Work required = Return the material below in full and exactly.

○ ○ ○

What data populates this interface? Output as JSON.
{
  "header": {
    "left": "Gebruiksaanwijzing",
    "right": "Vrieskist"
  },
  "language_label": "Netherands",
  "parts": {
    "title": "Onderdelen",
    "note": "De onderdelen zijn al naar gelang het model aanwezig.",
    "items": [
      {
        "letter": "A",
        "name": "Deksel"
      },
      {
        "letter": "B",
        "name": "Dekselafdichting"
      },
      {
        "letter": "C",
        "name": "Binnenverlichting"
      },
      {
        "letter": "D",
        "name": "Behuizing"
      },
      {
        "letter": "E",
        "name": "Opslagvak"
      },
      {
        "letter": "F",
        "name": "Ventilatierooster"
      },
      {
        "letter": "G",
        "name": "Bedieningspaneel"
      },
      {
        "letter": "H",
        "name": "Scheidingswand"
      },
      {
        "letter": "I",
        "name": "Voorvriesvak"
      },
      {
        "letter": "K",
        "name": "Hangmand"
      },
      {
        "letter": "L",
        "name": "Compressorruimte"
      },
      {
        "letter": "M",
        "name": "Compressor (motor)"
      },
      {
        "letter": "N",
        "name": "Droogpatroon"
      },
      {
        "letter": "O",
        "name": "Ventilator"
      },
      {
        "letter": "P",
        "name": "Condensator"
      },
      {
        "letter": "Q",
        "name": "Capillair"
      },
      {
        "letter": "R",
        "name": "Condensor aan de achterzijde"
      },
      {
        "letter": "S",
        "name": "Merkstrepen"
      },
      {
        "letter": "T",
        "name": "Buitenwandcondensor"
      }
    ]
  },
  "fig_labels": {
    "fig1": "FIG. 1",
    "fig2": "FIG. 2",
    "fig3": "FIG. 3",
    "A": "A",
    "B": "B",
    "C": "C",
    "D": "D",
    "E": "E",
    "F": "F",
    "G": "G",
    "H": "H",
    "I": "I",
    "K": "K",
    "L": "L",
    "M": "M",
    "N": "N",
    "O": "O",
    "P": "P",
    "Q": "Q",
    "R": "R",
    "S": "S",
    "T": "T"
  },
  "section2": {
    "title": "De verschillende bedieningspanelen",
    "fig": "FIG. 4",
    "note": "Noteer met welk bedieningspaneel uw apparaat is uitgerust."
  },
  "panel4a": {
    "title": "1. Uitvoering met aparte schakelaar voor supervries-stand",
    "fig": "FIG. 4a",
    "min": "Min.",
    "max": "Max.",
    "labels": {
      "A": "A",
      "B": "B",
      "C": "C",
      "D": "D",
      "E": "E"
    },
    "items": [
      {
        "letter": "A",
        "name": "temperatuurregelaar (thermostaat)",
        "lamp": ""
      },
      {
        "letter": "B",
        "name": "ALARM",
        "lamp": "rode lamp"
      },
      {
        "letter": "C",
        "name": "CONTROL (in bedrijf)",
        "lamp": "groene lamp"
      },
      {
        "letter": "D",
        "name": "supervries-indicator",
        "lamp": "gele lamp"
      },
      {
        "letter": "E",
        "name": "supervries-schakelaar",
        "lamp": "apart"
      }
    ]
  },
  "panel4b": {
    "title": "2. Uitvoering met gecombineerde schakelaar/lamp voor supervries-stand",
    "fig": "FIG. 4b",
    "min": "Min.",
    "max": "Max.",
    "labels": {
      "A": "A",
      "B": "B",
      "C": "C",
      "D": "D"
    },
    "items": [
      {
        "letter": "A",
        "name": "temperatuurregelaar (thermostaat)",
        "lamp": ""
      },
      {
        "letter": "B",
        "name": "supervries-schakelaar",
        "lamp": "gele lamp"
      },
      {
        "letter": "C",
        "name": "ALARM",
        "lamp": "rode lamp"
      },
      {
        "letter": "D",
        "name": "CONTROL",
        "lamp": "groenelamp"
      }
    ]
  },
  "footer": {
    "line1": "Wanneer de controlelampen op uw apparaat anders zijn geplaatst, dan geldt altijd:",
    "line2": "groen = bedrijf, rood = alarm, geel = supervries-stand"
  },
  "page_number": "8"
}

○ ○ ○

Response below =
What data populates this interface? Output as JSON.
{
  "header": {
    "left": "Gebruiksaanwijzing",
    "right": "Vrieskist"
  },
  "language_label": "Netherands",
  "parts": {
    "title": "Onderdelen",
    "note": "De onderdelen zijn al naar gelang het model aanwezig.",
    "items": [
      {
        "letter": "A",
        "name": "Deksel"
      },
      {
        "letter": "B",
        "name": "Dekselafdichting"
      },
      {
        "letter": "C",
        "name": "Binnenverlichting"
      },
      {
        "letter": "D",
        "name": "Behuizing"
      },
      {
        "letter": "E",
        "name": "Opslagvak"
      },
      {
        "letter": "F",
        "name": "Ventilatierooster"
      },
      {
        "letter": "G",
        "name": "Bedieningspaneel"
      },
      {
        "letter": "H",
        "name": "Scheidingswand"
      },
      {
        "letter": "I",
        "name": "Voorvriesvak"
      },
      {
        "letter": "K",
        "name": "Hangmand"
      },
      {
        "letter": "L",
        "name": "Compressorruimte"
      },
      {
        "letter": "M",
        "name": "Compressor (motor)"
      },
      {
        "letter": "N",
        "name": "Droogpatroon"
      },
      {
        "letter": "O",
        "name": "Ventilator"
      },
      {
        "letter": "P",
        "name": "Condensator"
      },
      {
        "letter": "Q",
        "name": "Capillair"
      },
      {
        "letter": "R",
        "name": "Condensor aan de achterzijde"
      },
      {
        "letter": "S",
        "name": "Merkstrepen"
      },
      {
        "letter": "T",
        "name": "Buitenwandcondensor"
      }
    ]
  },
  "fig_labels": {
    "fig1": "FIG. 1",
    "fig2": "FIG. 2",
    "fig3": "FIG. 3",
    "A": "A",
    "B": "B",
    "C": "C",
    "D": "D",
    "E": "E",
    "F": "F",
    "G": "G",
    "H": "H",
    "I": "I",
    "K": "K",
    "L": "L",
    "M": "M",
    "N": "N",
    "O": "O",
    "P": "P",
    "Q": "Q",
    "R": "R",
    "S": "S",
    "T": "T"
  },
  "section2": {
    "title": "De verschillende bedieningspanelen",
    "fig": "FIG. 4",
    "note": "Noteer met welk bedieningspaneel uw apparaat is uitgerust."
  },
  "panel4a": {
    "title": "1. Uitvoering met aparte schakelaar voor supervries-stand",
    "fig": "FIG. 4a",
    "min": "Min.",
    "max": "Max.",
    "labels": {
      "A": "A",
      "B": "B",
      "C": "C",
      "D": "D",
      "E": "E"
    },
    "items": [
      {
        "letter": "A",
        "name": "temperatuurregelaar (thermostaat)",
        "lamp": ""
      },
      {
        "letter": "B",
        "name": "ALARM",
        "lamp": "rode lamp"
      },
      {
        "letter": "C",
        "name": "CONTROL (in bedrijf)",
        "lamp": "groene lamp"
      },
      {
        "letter": "D",
        "name": "supervries-indicator",
        "lamp": "gele lamp"
      },
      {
        "letter": "E",
        "name": "supervries-schakelaar",
        "lamp": "apart"
      }
    ]
  },
  "panel4b": {
    "title": "2. Uitvoering met gecombineerde schakelaar/lamp voor supervries-stand",
    "fig": "FIG. 4b",
    "min": "Min.",
    "max": "Max.",
    "labels": {
      "A": "A",
      "B": "B",
      "C": "C",
      "D": "D"
    },
    "items": [
      {
        "letter": "A",
        "name": "temperatuurregelaar (thermostaat)",
        "lamp": ""
      },
      {
        "letter": "B",
        "name": "supervries-schakelaar",
        "lamp": "gele lamp"
      },
      {
        "letter": "C",
        "name": "ALARM",
        "lamp": "rode lamp"
      },
      {
        "letter": "D",
        "name": "CONTROL",
        "lamp": "groenelamp"
      }
    ]
  },
  "footer": {
    "line1": "Wanneer de controlelampen op uw apparaat anders zijn geplaatst, dan geldt altijd:",
    "line2": "groen = bedrijf, rood = alarm, geel = supervries-stand"
  },
  "page_number": "8"
}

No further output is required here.